§ Aim
Could you copy every line from the material below in which "test" appears?
--- start Supplied data ---
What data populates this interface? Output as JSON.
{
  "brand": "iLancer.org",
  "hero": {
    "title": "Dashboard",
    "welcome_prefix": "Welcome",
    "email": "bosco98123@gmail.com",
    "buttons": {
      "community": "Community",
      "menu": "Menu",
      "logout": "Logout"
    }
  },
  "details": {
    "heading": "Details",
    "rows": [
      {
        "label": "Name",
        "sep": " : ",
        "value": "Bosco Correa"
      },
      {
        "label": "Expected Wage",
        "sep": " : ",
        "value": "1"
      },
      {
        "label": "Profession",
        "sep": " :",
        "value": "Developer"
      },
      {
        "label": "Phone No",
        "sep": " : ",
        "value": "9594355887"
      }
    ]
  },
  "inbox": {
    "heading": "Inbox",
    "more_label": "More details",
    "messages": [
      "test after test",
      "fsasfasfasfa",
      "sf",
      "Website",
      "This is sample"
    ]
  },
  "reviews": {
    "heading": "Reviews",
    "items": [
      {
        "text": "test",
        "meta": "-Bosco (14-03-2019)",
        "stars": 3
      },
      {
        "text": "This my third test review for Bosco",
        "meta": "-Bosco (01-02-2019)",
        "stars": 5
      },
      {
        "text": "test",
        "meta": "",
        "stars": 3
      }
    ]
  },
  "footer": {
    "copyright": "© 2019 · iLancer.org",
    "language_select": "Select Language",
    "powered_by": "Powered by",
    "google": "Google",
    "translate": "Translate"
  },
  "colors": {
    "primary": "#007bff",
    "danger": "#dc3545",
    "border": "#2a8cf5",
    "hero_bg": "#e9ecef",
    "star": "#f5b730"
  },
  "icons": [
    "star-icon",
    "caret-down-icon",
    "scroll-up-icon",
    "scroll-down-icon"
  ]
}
--- end Supplied data ---
§ Result
      "test after test",
        "text": "test",
        "text": "This my third test review for Bosco",
        "text": "test",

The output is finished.